'''
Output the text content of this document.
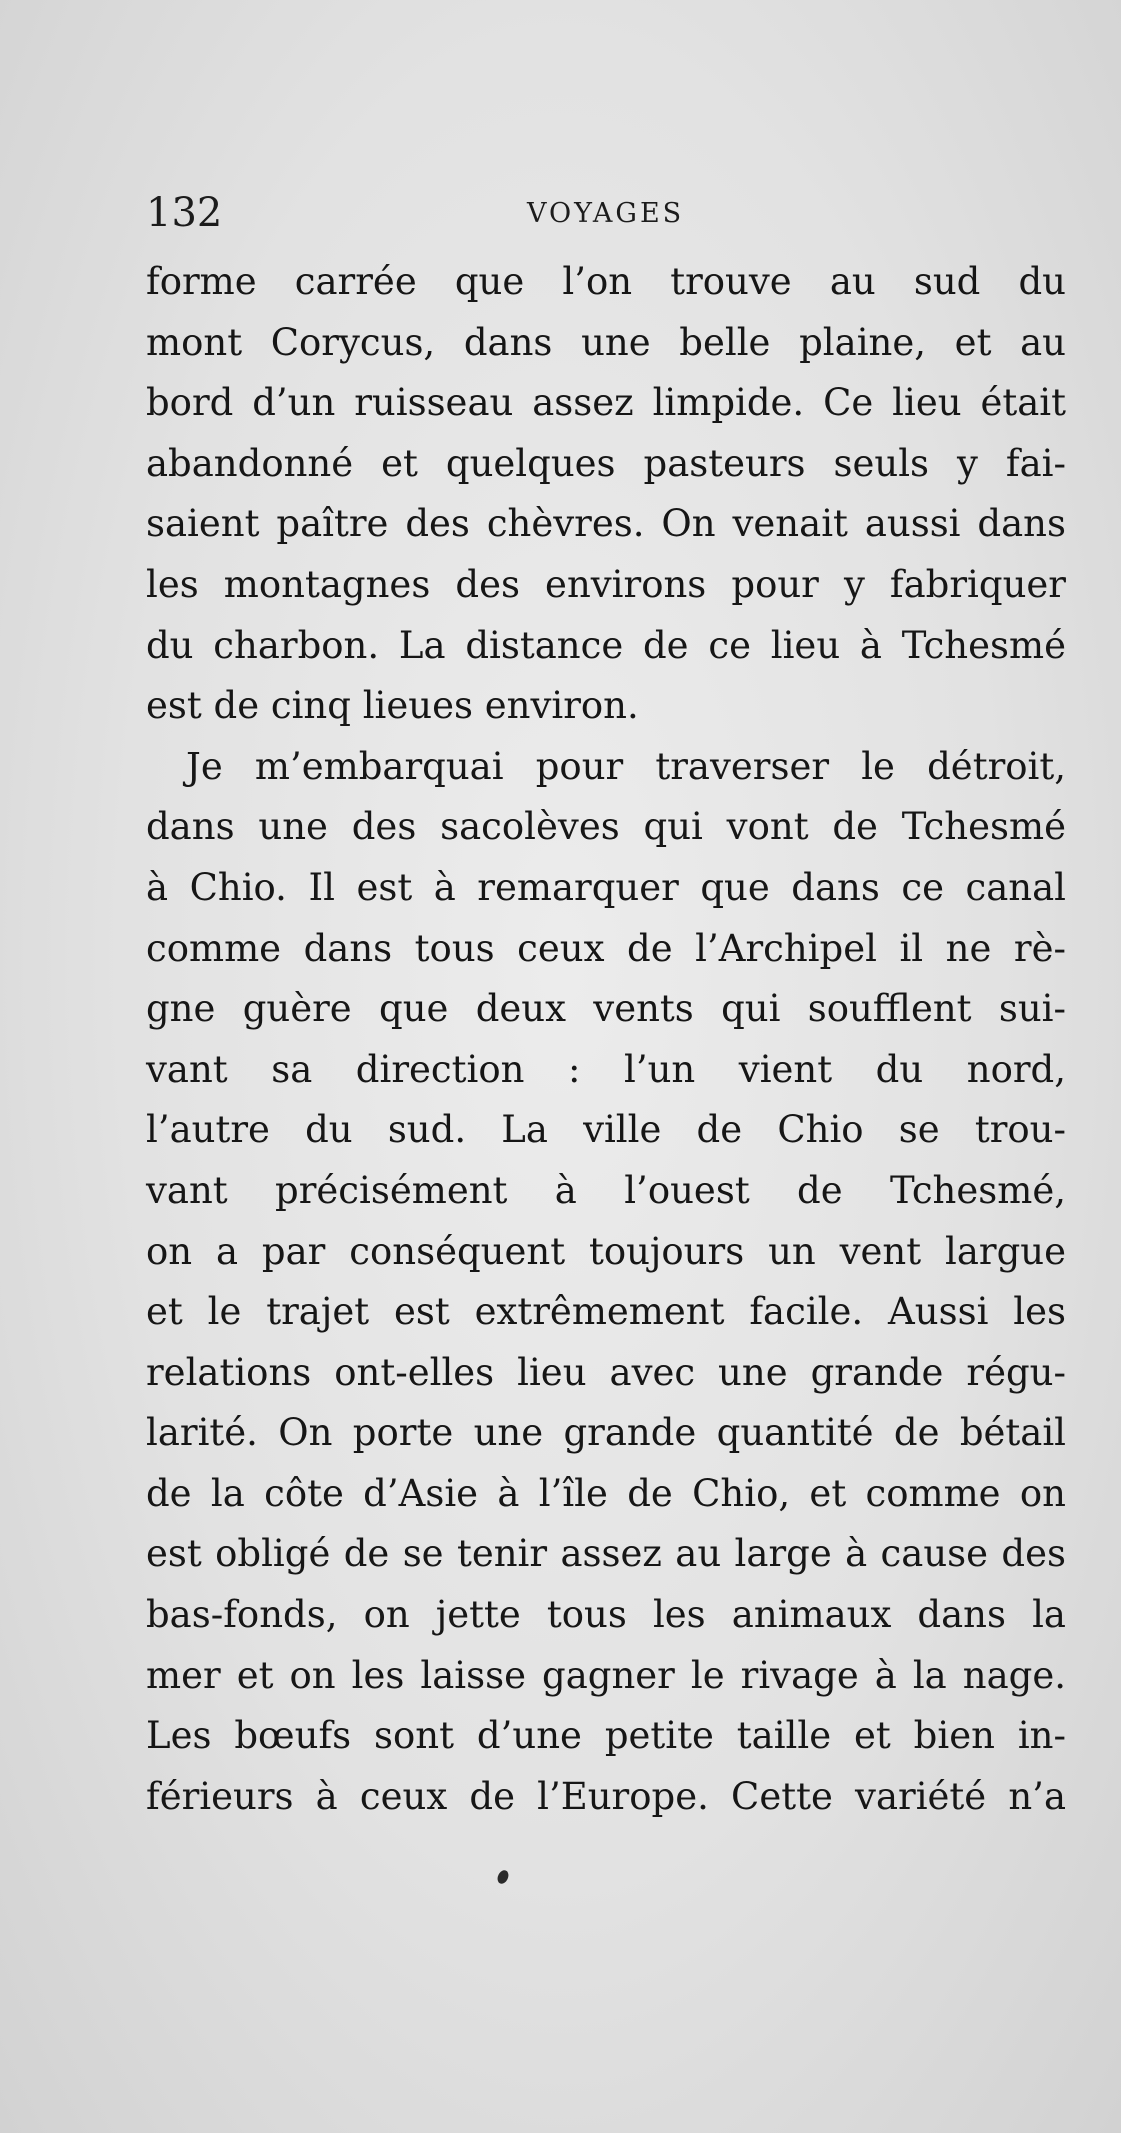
132	VOYAGES
forme carrée que l’on trouve au sud du
mont Corycus, dans une belle plaine, et au
bord d’un ruisseau assez limpide. Ce lieu était
abandonné et quelques pasteurs seuls y fai-
saient paître des chèvres. On venait aussi dans
les montagnes des environs pour y fabriquer
du charbon. La distance de ce lieu à Tchesmé
est de cinq lieues environ.
Je m’embarquai pour traverser le détroit,
dans une des sacolèves qui vont de Tchesmé
à Chio. Il est à remarquer que dans ce canal
comme dans tous ceux de l’Archipel il ne rè-
gne guère que deux vents qui soufflent sui-
vant sa direction : l’un vient du nord,
l’autre du sud. La ville de Chio se trou-
vant précisément à l’ouest de Tchesmé,
on a par conséquent toujours un vent largue
et le trajet est extrêmement facile. Aussi les
relations ont-elles lieu avec une grande régu-
larité. On porte une grande quantité de bétail
de la côte d’Asie à l’île de Chio, et comme on
est obligé de se tenir assez au large à cause des
bas-fonds, on jette tous les animaux dans la
mer et on les laisse gagner le rivage à la nage.
Les bœufs sont d’une petite taille et bien in-
férieurs à ceux de l’Europe. Cette variété n’a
'''
## TASK DETAILS
Reproduce each entry verbatim, excluding any embedded images.

## FULL ANSWER
Output the text content of this document.
132	VOYAGES
forme carrée que l’on trouve au sud du
mont Corycus, dans une belle plaine, et au
bord d’un ruisseau assez limpide. Ce lieu était
abandonné et quelques pasteurs seuls y fai-
saient paître des chèvres. On venait aussi dans
les montagnes des environs pour y fabriquer
du charbon. La distance de ce lieu à Tchesmé
est de cinq lieues environ.
Je m’embarquai pour traverser le détroit,
dans une des sacolèves qui vont de Tchesmé
à Chio. Il est à remarquer que dans ce canal
comme dans tous ceux de l’Archipel il ne rè-
gne guère que deux vents qui soufflent sui-
vant sa direction : l’un vient du nord,
l’autre du sud. La ville de Chio se trou-
vant précisément à l’ouest de Tchesmé,
on a par conséquent toujours un vent largue
et le trajet est extrêmement facile. Aussi les
relations ont-elles lieu avec une grande régu-
larité. On porte une grande quantité de bétail
de la côte d’Asie à l’île de Chio, et comme on
est obligé de se tenir assez au large à cause des
bas-fonds, on jette tous les animaux dans la
mer et on les laisse gagner le rivage à la nage.
Les bœufs sont d’une petite taille et bien in-
férieurs à ceux de l’Europe. Cette variété n’a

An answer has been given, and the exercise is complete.